Given exercise:
Emit a verbatim copy of the lines running from the line with "Serialize everything readable" through the end of the material below.

Material for the task:
⁂

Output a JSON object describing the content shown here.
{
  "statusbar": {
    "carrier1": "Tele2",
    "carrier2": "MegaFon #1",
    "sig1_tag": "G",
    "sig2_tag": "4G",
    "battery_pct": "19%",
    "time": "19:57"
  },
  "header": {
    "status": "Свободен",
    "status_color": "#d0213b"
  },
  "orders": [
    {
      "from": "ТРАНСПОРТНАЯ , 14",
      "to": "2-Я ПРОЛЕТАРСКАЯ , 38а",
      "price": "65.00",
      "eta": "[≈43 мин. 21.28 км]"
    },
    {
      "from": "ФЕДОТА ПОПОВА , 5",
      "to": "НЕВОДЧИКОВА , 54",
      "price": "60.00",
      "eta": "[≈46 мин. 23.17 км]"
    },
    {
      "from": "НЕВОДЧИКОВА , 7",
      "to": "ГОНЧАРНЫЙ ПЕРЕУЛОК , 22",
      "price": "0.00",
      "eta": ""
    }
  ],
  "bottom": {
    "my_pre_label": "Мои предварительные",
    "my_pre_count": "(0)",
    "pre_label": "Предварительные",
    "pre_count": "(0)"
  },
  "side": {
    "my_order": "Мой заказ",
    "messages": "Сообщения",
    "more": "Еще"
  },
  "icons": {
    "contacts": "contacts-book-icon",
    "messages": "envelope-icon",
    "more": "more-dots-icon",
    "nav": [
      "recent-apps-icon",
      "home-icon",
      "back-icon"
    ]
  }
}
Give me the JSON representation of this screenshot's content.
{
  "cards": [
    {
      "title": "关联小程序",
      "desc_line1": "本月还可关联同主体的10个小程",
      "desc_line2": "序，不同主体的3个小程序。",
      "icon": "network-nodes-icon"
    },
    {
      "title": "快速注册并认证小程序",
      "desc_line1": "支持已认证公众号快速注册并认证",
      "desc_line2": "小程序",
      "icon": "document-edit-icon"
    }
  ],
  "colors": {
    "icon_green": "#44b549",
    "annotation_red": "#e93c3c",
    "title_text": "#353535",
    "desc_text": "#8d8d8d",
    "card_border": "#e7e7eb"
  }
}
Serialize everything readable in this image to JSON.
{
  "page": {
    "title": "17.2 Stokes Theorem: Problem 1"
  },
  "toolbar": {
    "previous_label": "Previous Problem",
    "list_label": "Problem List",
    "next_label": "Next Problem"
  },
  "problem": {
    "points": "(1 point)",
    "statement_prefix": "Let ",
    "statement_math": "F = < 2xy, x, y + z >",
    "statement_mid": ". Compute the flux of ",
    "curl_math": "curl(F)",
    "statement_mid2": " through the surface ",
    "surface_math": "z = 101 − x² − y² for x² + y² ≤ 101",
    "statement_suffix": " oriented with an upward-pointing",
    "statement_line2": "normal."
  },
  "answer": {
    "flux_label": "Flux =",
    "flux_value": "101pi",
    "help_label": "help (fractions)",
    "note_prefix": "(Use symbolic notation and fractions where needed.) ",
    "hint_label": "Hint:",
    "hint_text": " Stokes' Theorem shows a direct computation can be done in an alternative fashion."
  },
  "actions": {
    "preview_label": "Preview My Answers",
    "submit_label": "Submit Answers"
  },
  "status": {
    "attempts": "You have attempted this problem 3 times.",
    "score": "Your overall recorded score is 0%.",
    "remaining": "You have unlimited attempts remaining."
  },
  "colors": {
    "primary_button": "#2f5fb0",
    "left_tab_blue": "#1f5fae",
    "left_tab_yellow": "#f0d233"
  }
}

⁂

Answer to this exercise:
Serialize everything readable in this image to JSON.
{
  "page": {
    "title": "17.2 Stokes Theorem: Problem 1"
  },
  "toolbar": {
    "previous_label": "Previous Problem",
    "list_label": "Problem List",
    "next_label": "Next Problem"
  },
  "problem": {
    "points": "(1 point)",
    "statement_prefix": "Let ",
    "statement_math": "F = < 2xy, x, y + z >",
    "statement_mid": ". Compute the flux of ",
    "curl_math": "curl(F)",
    "statement_mid2": " through the surface ",
    "surface_math": "z = 101 − x² − y² for x² + y² ≤ 101",
    "statement_suffix": " oriented with an upward-pointing",
    "statement_line2": "normal."
  },
  "answer": {
    "flux_label": "Flux =",
    "flux_value": "101pi",
    "help_label": "help (fractions)",
    "note_prefix": "(Use symbolic notation and fractions where needed.) ",
    "hint_label": "Hint:",
    "hint_text": " Stokes' Theorem shows a direct computation can be done in an alternative fashion."
  },
  "actions": {
    "preview_label": "Preview My Answers",
    "submit_label": "Submit Answers"
  },
  "status": {
    "attempts": "You have attempted this problem 3 times.",
    "score": "Your overall recorded score is 0%.",
    "remaining": "You have unlimited attempts remaining."
  },
  "colors": {
    "primary_button": "#2f5fb0",
    "left_tab_blue": "#1f5fae",
    "left_tab_yellow": "#f0d233"
  }
}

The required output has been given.